## Set problem:
Render everything from the first line down to the line containing "candle — [1499, 227, 1502, 254]", both included, as a JSON list of strings with one string per line and no blank lines.

+ + +

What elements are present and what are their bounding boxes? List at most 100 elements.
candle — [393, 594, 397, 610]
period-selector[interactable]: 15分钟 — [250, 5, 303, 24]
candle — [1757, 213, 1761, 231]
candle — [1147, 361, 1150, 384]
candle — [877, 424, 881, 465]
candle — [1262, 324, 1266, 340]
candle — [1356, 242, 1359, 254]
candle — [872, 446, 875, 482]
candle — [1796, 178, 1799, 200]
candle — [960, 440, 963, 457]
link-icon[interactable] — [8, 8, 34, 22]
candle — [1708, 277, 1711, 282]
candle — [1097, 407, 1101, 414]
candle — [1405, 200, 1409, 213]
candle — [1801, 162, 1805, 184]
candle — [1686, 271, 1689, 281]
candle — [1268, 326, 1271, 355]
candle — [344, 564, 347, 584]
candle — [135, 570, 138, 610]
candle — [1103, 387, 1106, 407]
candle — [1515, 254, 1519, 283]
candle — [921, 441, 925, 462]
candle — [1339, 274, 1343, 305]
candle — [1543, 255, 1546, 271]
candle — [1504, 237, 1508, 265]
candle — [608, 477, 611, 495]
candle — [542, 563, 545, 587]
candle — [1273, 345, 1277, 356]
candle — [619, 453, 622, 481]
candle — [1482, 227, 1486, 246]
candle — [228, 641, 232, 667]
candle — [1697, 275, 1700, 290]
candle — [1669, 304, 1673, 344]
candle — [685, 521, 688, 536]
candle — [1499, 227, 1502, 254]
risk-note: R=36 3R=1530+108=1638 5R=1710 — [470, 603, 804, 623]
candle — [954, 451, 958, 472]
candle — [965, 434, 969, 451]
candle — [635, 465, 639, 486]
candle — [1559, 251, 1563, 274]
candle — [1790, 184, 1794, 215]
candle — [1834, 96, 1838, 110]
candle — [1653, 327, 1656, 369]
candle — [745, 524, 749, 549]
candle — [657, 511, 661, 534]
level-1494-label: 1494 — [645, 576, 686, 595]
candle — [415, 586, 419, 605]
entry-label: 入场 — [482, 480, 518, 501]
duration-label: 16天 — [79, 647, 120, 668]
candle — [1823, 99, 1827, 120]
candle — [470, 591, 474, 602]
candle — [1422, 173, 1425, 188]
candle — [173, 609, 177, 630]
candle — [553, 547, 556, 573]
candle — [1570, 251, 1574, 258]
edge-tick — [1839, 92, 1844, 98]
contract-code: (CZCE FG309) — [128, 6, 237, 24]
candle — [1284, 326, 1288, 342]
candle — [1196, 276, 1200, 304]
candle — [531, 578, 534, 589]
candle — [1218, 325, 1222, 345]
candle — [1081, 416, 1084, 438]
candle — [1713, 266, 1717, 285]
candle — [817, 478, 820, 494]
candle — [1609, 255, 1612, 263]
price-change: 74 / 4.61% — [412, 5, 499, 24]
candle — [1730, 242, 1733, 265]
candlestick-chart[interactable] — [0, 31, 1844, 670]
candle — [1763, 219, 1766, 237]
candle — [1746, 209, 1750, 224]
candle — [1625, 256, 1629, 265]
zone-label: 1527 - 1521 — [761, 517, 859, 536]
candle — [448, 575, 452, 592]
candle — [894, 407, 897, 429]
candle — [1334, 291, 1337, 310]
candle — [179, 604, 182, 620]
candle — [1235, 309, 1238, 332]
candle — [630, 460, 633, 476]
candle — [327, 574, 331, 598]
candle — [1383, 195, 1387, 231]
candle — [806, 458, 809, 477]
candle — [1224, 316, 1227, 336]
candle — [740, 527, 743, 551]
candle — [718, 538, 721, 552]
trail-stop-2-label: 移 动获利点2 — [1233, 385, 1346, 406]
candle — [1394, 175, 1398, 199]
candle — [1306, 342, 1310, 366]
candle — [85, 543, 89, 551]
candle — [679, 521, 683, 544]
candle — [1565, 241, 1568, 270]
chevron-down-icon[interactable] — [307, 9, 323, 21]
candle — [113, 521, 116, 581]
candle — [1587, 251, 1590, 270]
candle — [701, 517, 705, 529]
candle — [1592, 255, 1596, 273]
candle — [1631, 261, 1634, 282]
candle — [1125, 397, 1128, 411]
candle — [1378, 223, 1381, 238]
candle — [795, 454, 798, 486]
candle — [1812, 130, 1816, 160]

+ + +

## Response to this task:
[
  "What elements are present and what are their bounding boxes? List at most 100 elements.",
  "candle — [393, 594, 397, 610]",
  "period-selector[interactable]: 15分钟 — [250, 5, 303, 24]",
  "candle — [1757, 213, 1761, 231]",
  "candle — [1147, 361, 1150, 384]",
  "candle — [877, 424, 881, 465]",
  "candle — [1262, 324, 1266, 340]",
  "candle — [1356, 242, 1359, 254]",
  "candle — [872, 446, 875, 482]",
  "candle — [1796, 178, 1799, 200]",
  "candle — [960, 440, 963, 457]",
  "link-icon[interactable] — [8, 8, 34, 22]",
  "candle — [1708, 277, 1711, 282]",
  "candle — [1097, 407, 1101, 414]",
  "candle — [1405, 200, 1409, 213]",
  "candle — [1801, 162, 1805, 184]",
  "candle — [1686, 271, 1689, 281]",
  "candle — [1268, 326, 1271, 355]",
  "candle — [344, 564, 347, 584]",
  "candle — [135, 570, 138, 610]",
  "candle — [1103, 387, 1106, 407]",
  "candle — [1515, 254, 1519, 283]",
  "candle — [921, 441, 925, 462]",
  "candle — [1339, 274, 1343, 305]",
  "candle — [1543, 255, 1546, 271]",
  "candle — [1504, 237, 1508, 265]",
  "candle — [608, 477, 611, 495]",
  "candle — [542, 563, 545, 587]",
  "candle — [1273, 345, 1277, 356]",
  "candle — [619, 453, 622, 481]",
  "candle — [1482, 227, 1486, 246]",
  "candle — [228, 641, 232, 667]",
  "candle — [1697, 275, 1700, 290]",
  "candle — [1669, 304, 1673, 344]",
  "candle — [685, 521, 688, 536]",
  "candle — [1499, 227, 1502, 254]"
]